* _OBJECTIVE_: In the records that follow, show each line where the word "объемов" is present.

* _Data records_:
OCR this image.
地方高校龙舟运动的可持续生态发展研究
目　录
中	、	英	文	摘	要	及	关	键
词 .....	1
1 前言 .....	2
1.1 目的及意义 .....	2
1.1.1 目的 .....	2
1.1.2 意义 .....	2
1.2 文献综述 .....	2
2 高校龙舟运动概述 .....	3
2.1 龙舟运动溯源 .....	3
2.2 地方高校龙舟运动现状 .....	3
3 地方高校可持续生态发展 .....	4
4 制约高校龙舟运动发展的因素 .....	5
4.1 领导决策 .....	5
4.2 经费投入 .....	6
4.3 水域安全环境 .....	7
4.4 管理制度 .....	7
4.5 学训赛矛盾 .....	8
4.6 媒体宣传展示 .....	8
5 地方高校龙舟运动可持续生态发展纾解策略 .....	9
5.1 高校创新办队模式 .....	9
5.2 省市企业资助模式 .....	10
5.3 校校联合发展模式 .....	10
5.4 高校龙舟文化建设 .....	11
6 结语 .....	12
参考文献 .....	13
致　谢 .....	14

==

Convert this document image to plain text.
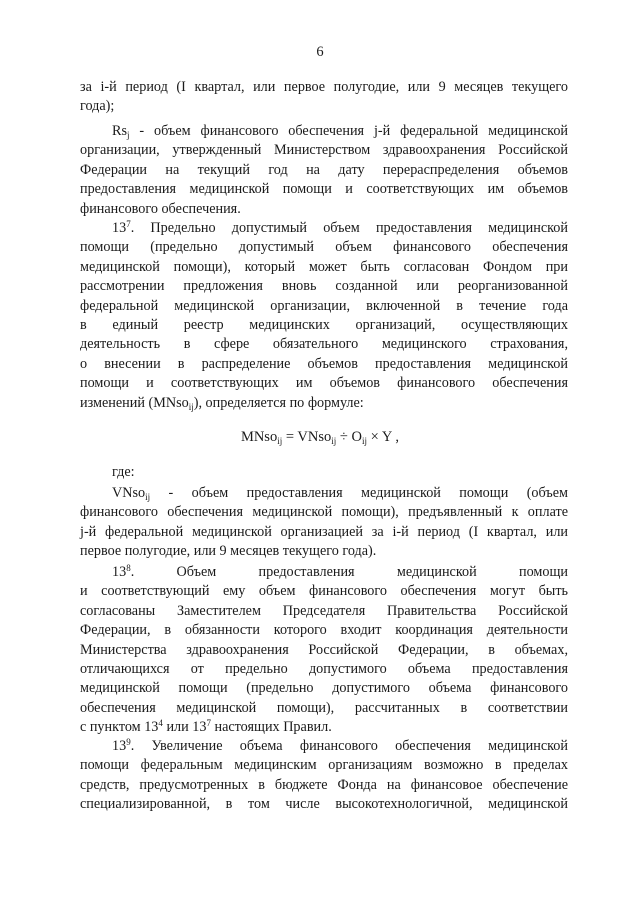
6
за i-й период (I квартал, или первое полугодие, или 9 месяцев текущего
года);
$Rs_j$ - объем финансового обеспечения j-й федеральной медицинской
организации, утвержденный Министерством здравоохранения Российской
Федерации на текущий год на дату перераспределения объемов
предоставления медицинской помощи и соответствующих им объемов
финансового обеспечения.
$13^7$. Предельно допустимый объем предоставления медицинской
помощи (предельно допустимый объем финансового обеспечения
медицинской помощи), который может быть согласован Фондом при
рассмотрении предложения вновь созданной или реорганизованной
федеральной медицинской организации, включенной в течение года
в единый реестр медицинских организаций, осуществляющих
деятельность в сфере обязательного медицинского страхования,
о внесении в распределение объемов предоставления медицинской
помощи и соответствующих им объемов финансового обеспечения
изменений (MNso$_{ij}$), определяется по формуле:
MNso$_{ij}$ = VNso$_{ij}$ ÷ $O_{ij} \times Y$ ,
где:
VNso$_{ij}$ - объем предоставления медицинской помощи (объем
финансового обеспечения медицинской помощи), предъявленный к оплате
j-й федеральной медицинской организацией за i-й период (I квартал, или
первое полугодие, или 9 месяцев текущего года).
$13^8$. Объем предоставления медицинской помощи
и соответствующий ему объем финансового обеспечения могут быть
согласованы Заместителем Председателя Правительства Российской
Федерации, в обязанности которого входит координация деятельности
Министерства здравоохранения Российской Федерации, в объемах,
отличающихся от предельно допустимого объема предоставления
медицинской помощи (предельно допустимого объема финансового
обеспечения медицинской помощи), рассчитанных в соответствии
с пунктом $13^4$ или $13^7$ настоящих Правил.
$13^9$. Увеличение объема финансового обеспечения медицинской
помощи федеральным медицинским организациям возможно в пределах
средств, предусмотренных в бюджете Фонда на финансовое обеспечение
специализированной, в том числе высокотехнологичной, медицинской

--

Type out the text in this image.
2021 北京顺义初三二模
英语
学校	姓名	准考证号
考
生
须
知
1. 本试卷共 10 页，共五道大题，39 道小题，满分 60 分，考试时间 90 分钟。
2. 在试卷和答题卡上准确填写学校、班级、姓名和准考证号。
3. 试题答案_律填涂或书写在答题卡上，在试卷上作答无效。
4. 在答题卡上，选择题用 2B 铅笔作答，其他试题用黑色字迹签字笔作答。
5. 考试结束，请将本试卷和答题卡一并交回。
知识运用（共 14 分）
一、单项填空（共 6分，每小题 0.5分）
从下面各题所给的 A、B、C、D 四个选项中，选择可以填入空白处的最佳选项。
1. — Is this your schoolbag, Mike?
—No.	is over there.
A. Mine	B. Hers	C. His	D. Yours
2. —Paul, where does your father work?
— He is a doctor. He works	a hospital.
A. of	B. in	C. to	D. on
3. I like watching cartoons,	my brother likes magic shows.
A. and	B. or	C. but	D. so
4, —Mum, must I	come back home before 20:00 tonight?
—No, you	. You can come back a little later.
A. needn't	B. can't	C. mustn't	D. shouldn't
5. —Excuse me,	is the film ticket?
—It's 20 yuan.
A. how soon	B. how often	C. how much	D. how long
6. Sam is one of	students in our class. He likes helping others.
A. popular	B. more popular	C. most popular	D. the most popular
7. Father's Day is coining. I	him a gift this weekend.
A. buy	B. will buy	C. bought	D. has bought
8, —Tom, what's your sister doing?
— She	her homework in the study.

* _SOLVED PROBLEM_:
Федерации на текущий год на дату перераспределения объемов
предоставления медицинской помощи и соответствующих им объемов
о внесении в распределение объемов предоставления медицинской
помощи и соответствующих им объемов финансового обеспечения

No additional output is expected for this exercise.